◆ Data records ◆
___

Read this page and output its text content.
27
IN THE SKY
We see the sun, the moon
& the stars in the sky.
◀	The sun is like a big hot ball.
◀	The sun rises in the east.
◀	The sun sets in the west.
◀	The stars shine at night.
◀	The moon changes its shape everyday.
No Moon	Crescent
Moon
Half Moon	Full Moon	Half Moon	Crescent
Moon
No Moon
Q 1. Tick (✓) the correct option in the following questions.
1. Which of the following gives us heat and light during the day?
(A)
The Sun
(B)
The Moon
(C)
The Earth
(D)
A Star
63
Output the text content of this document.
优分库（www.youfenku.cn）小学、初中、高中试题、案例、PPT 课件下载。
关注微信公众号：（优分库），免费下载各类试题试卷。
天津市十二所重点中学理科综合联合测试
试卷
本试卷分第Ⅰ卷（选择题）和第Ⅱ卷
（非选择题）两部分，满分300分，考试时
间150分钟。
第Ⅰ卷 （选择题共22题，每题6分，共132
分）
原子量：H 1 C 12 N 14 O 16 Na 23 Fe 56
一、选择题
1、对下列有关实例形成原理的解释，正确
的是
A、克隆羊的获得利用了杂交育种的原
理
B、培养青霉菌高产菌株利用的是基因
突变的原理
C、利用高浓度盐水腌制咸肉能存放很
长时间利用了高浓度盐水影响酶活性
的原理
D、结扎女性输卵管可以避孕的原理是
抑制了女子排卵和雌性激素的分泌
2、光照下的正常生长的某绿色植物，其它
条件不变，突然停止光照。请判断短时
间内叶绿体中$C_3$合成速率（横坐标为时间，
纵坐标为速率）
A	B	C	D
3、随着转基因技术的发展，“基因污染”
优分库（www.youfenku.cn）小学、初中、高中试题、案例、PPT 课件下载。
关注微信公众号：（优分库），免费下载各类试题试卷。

___

Show, from the listing above, each line that contains the word "following".

◆ Output ◆
Q 1. Tick (✓) the correct option in the following questions.
1. Which of the following gives us heat and light during the day?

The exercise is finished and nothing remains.